Every line holding the string "grid" should be gathered.

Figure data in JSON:
_____

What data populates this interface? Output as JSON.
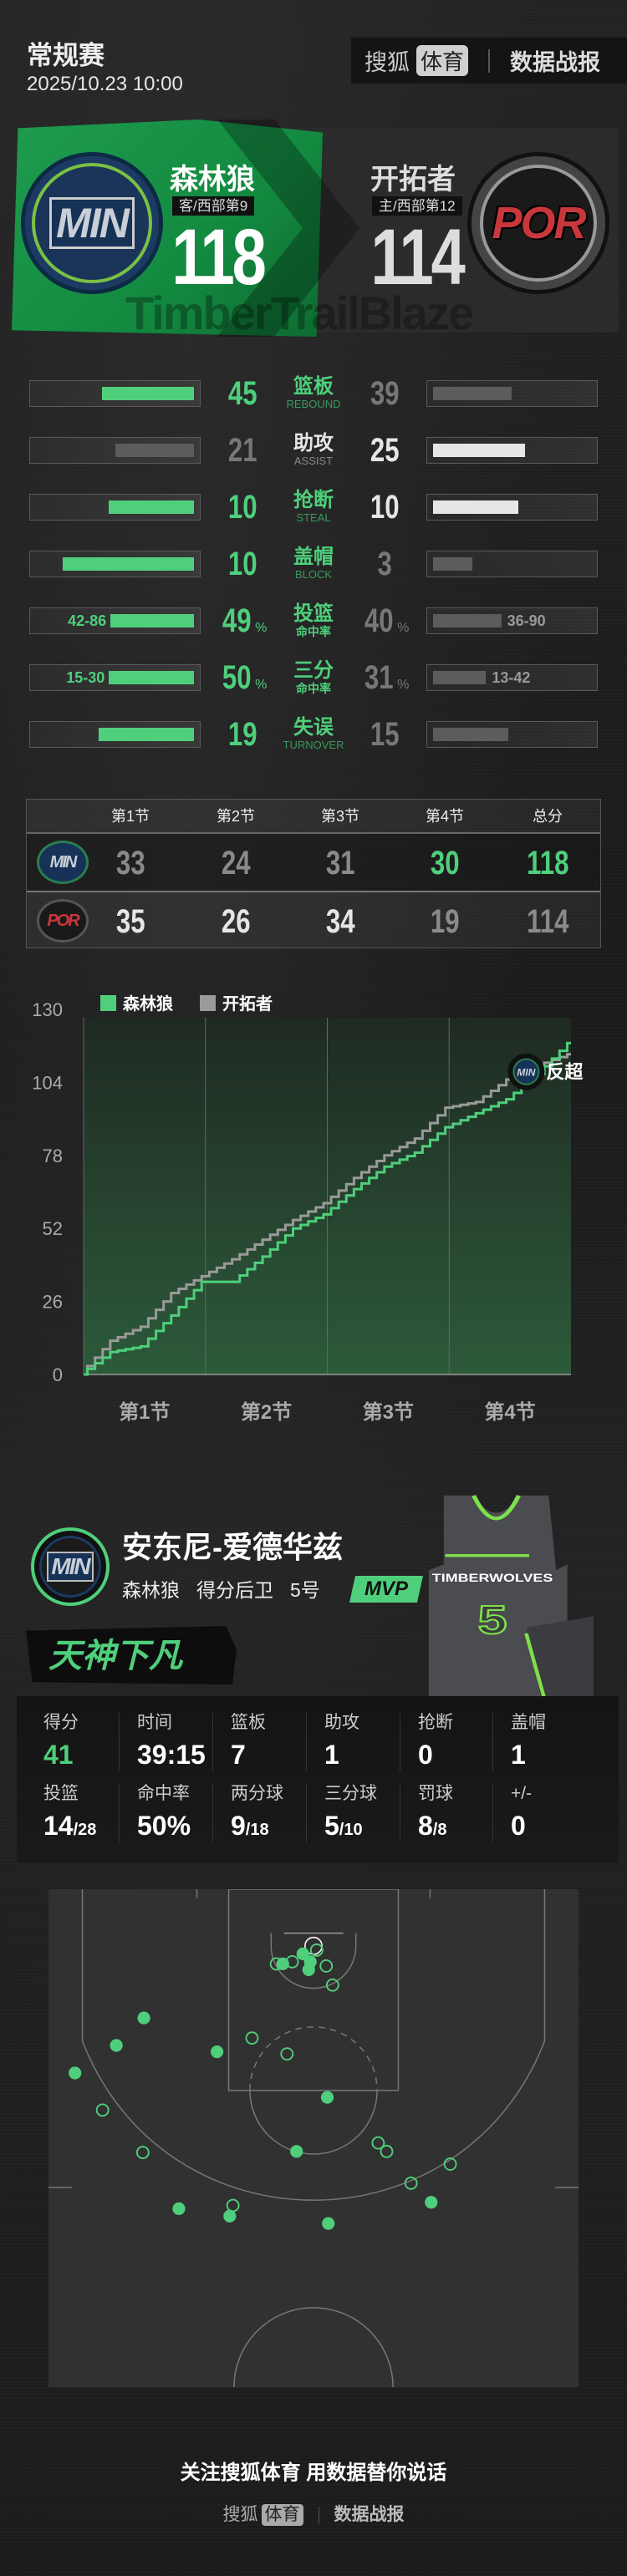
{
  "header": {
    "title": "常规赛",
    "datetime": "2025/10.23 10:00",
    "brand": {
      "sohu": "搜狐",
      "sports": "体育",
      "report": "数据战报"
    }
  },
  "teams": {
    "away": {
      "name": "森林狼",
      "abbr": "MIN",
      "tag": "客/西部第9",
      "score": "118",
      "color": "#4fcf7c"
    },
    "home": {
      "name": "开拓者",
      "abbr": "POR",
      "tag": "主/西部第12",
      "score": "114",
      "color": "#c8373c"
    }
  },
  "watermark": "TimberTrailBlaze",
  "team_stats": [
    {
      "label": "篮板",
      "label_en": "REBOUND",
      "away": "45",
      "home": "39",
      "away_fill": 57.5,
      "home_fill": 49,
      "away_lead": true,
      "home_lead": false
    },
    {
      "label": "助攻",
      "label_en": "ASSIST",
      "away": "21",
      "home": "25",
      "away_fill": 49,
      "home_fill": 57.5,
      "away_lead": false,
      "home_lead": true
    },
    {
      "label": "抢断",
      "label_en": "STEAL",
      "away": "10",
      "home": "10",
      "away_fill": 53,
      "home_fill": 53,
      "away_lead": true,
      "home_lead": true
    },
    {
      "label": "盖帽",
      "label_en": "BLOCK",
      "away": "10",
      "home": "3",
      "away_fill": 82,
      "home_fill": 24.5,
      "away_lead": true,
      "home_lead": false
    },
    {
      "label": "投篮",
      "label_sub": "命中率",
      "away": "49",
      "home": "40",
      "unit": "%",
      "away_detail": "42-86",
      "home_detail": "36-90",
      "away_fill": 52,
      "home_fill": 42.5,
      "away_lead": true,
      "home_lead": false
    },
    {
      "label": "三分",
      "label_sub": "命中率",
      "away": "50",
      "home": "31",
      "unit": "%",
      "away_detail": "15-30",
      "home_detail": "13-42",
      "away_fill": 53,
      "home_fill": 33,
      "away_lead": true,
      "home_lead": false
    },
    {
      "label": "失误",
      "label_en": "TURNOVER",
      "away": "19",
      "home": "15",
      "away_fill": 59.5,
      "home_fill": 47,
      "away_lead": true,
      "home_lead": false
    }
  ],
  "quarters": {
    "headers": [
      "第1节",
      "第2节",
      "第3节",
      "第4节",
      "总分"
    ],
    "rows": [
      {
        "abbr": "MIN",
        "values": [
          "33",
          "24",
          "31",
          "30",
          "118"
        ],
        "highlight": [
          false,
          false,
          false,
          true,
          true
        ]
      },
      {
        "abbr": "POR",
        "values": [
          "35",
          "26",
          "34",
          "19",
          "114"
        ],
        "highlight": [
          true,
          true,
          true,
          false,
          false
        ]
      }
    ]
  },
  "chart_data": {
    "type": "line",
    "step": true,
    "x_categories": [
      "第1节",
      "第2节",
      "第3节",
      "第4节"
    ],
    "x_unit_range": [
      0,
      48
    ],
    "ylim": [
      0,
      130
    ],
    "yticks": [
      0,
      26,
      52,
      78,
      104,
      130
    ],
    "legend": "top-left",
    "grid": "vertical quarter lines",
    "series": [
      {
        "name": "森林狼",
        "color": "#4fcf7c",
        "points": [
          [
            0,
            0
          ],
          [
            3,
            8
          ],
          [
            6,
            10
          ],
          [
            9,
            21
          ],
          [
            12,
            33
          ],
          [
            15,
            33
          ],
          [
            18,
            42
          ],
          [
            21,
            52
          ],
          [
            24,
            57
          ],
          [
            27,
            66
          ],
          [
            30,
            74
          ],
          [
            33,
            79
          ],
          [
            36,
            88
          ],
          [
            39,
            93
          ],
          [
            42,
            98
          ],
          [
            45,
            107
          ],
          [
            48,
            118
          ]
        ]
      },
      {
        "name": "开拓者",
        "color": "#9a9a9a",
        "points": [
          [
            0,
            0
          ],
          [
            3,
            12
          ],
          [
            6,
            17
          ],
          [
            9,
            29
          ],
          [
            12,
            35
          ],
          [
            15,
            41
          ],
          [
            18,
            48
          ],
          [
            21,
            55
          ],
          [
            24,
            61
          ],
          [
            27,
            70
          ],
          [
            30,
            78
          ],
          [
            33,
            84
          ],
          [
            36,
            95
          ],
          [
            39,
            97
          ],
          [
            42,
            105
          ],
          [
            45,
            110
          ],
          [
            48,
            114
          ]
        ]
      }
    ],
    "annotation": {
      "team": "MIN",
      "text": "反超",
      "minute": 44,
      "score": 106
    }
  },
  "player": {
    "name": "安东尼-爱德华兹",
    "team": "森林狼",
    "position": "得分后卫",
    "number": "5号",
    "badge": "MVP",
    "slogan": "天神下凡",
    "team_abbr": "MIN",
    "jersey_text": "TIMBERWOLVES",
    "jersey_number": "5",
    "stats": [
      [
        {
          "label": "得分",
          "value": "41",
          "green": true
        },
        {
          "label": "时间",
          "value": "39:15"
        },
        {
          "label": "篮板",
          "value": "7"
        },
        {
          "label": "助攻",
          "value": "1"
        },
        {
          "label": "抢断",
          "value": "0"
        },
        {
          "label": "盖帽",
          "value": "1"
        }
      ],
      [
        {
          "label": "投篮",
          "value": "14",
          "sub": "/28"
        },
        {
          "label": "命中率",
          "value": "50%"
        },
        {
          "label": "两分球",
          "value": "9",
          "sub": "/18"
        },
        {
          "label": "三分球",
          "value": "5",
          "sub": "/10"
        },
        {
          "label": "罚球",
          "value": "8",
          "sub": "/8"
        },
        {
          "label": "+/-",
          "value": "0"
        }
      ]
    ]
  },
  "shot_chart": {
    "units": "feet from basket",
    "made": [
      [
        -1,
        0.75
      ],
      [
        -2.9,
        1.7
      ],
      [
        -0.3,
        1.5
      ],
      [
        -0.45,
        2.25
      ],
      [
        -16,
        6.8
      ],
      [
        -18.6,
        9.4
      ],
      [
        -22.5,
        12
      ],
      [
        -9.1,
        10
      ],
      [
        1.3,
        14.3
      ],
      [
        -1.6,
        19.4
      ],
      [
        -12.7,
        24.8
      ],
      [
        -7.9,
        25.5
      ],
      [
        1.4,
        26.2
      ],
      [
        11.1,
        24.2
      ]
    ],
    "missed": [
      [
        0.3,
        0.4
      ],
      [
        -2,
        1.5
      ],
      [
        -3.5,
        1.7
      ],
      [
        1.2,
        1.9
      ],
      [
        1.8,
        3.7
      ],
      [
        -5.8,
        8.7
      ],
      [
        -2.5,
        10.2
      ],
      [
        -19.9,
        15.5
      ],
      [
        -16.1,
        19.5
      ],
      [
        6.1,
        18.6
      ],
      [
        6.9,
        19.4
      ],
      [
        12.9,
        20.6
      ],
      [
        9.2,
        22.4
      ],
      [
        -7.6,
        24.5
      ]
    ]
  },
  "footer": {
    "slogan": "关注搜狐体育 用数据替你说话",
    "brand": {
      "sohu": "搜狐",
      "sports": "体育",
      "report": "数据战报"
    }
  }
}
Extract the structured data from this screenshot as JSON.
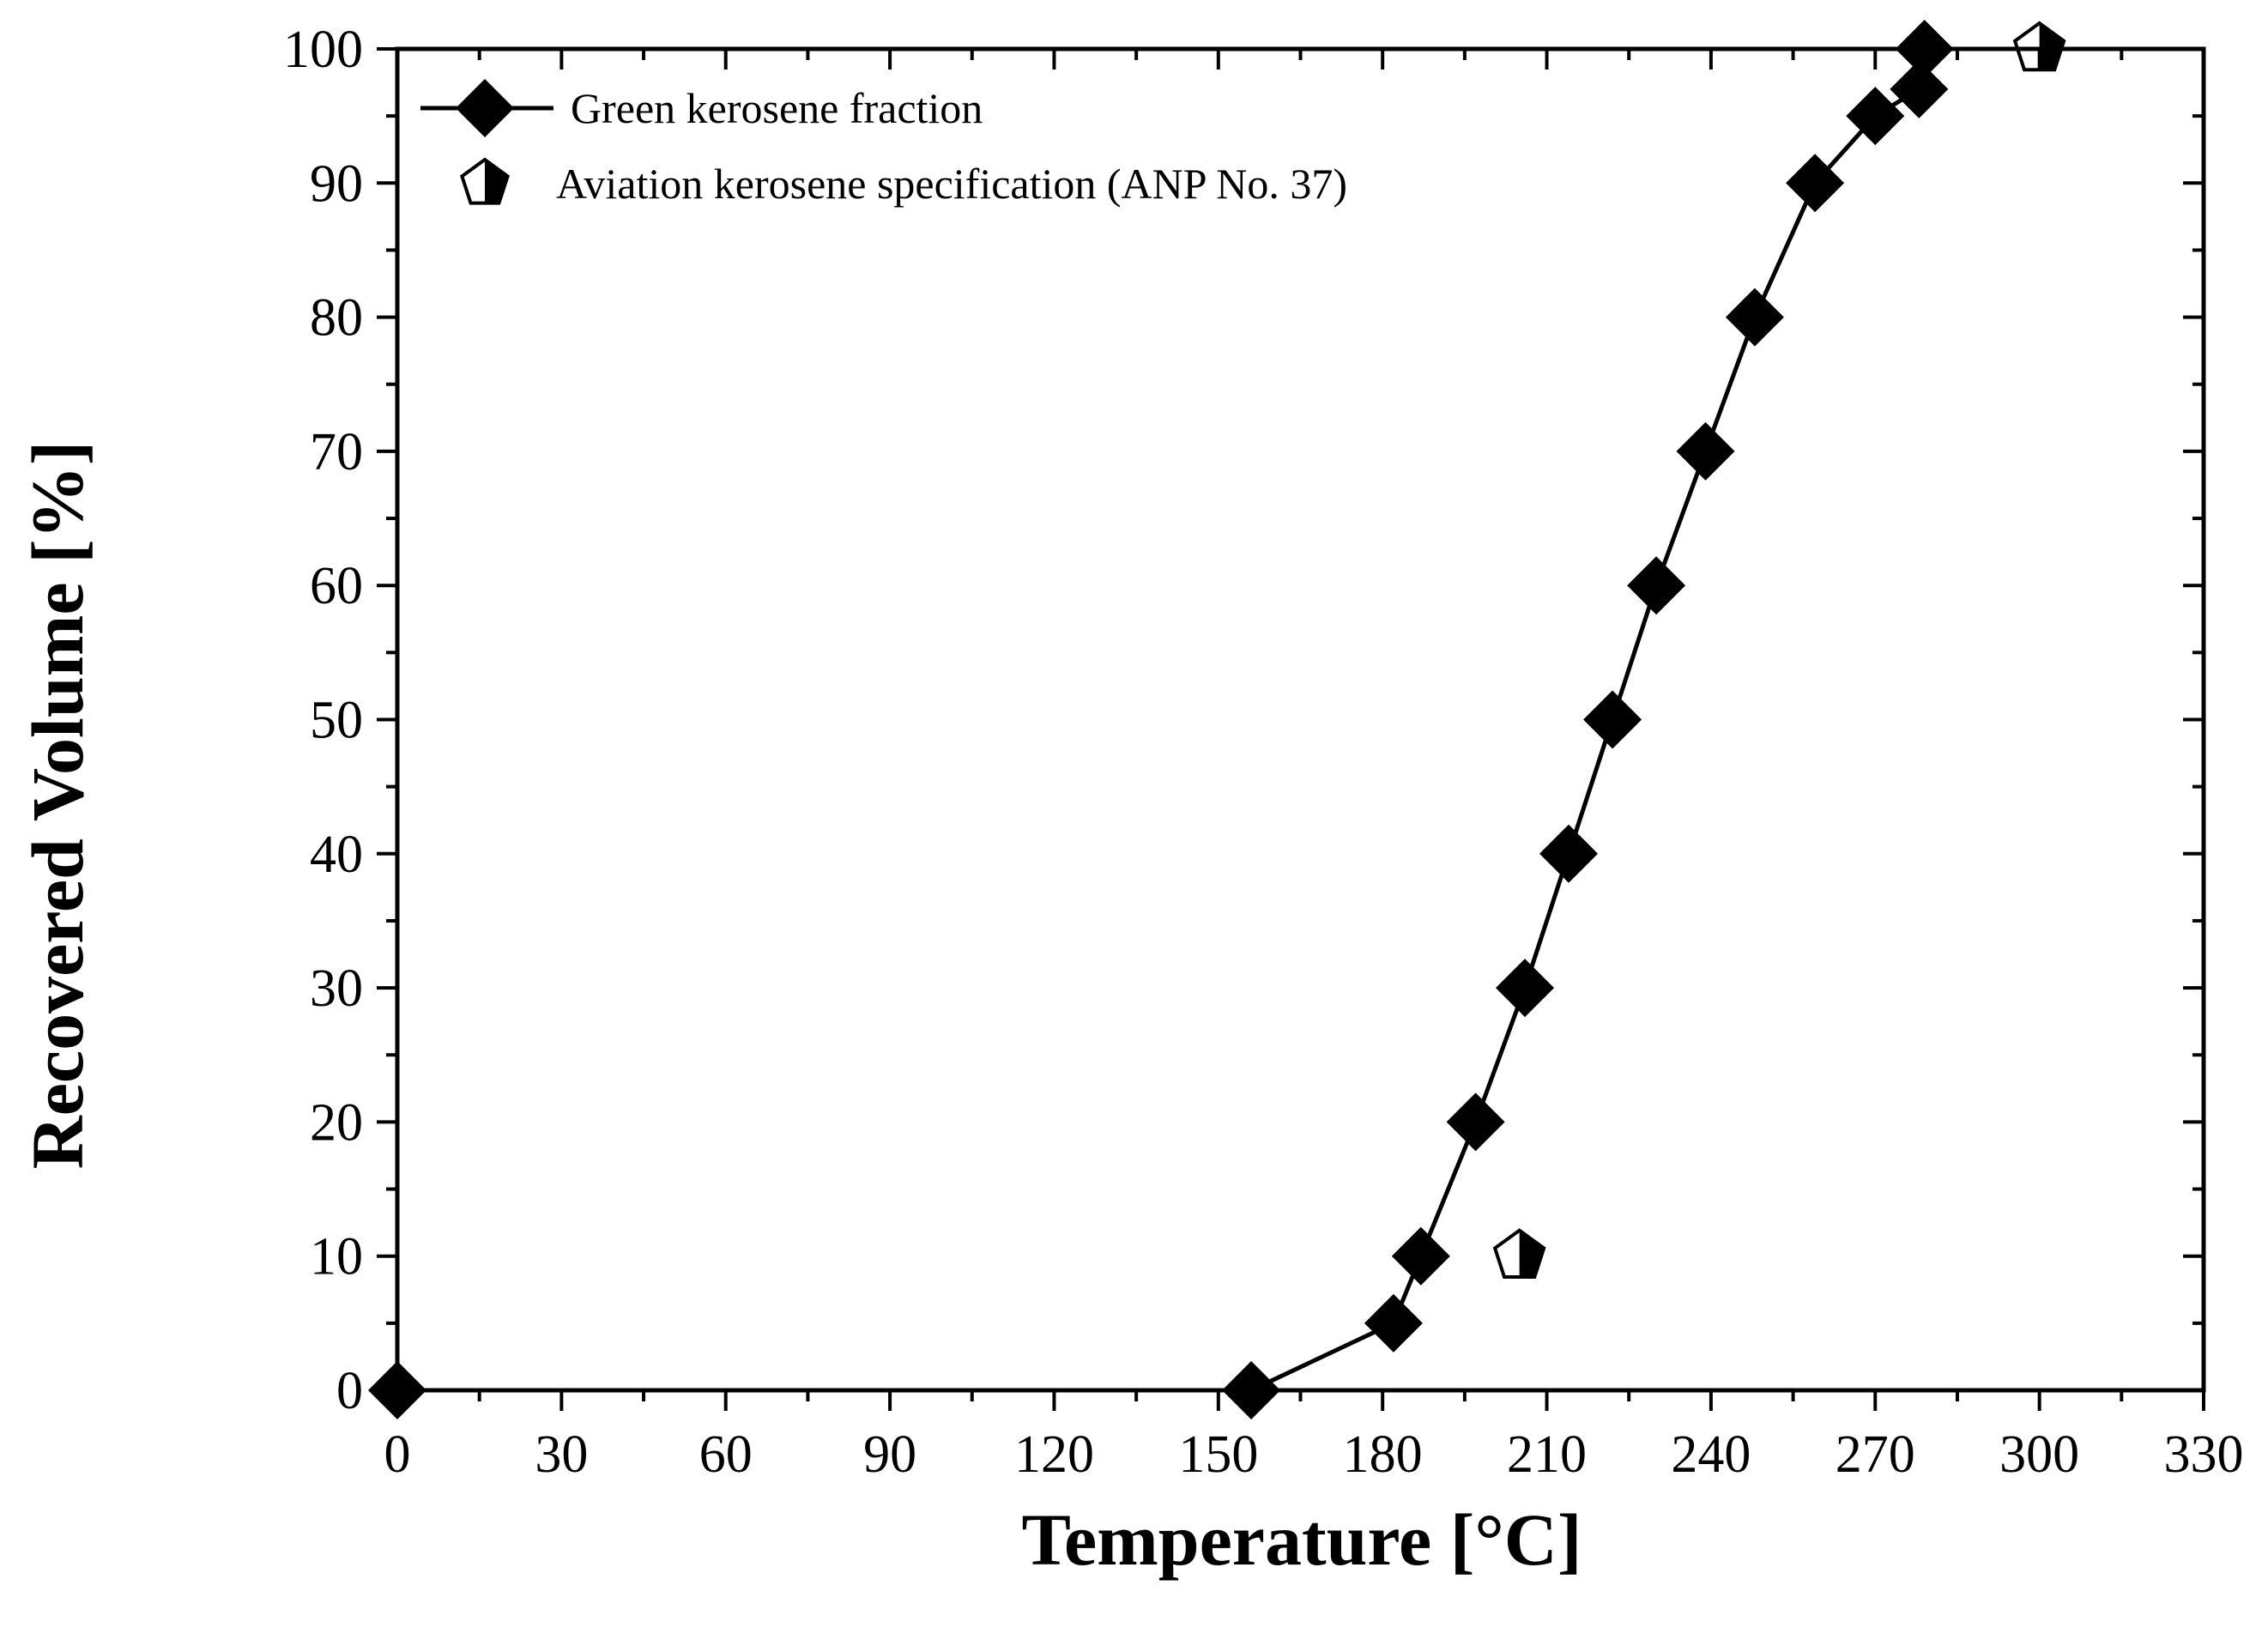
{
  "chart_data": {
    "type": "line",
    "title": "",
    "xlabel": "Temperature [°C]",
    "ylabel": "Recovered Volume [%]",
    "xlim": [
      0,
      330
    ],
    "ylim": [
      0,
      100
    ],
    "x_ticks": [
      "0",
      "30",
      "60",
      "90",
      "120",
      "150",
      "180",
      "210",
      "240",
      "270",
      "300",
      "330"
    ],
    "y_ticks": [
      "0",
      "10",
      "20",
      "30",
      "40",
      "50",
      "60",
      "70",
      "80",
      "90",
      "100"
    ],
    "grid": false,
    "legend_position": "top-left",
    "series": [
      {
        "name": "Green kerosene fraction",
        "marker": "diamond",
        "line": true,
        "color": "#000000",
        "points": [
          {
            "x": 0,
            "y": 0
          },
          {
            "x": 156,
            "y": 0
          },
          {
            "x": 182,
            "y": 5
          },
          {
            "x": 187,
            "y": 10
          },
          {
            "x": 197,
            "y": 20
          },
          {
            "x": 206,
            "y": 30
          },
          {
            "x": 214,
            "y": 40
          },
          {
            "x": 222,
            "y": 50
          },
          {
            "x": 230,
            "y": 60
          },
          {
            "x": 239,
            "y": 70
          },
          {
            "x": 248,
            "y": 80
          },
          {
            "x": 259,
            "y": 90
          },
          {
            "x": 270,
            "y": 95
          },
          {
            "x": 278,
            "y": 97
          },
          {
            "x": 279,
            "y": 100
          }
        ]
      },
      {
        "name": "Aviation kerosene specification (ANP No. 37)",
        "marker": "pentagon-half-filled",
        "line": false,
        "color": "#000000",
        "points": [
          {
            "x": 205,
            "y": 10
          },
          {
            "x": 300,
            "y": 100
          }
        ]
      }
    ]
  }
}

_____

RESPONSE TO THE TASK:
    "grid": "vertical quarter lines",
    "grid": false,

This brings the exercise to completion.